** START Dataset entries **

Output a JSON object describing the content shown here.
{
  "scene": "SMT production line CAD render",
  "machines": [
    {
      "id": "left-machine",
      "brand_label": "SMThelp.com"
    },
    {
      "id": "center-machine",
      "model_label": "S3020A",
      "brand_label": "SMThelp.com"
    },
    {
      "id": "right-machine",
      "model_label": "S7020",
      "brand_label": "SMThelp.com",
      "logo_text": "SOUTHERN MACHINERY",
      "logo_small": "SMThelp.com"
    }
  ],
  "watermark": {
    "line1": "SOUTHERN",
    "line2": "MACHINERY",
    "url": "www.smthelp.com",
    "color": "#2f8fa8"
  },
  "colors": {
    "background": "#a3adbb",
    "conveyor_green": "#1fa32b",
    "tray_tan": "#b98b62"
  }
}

** END Dataset entries **
** START Dataset entries **

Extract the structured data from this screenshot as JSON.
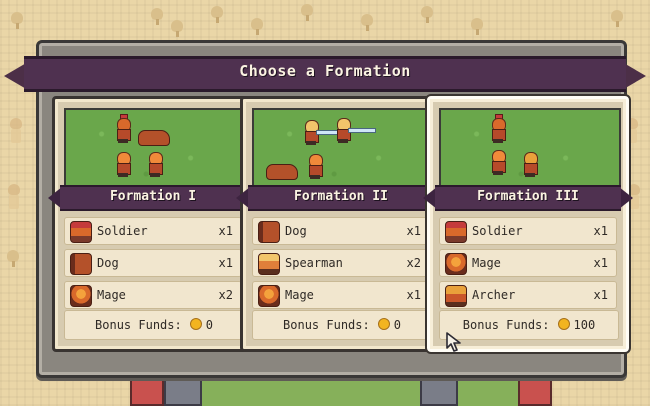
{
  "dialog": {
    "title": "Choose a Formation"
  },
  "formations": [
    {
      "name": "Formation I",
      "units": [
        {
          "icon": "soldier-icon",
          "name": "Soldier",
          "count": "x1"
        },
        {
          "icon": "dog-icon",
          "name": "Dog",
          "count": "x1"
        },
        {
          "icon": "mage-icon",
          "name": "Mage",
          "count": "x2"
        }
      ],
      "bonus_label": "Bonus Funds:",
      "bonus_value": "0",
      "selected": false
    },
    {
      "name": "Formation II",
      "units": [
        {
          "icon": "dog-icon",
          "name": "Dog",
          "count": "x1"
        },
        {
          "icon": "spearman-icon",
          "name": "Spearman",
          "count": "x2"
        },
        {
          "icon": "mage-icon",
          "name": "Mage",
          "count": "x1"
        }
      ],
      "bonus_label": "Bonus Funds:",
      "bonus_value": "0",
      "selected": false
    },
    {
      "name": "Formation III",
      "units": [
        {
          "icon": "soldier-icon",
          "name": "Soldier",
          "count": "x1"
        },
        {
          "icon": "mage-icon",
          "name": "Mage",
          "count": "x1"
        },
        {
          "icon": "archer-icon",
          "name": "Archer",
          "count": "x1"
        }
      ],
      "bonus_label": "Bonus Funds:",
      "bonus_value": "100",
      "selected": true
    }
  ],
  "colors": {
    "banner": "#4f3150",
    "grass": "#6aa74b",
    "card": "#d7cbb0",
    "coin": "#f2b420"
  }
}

** END Dataset entries **

• **Work to be completed**:
Using the records above, gather all lines where the string "MACHINERY" is present.

• **Complete response**:
      "logo_text": "SOUTHERN MACHINERY",
    "line2": "MACHINERY",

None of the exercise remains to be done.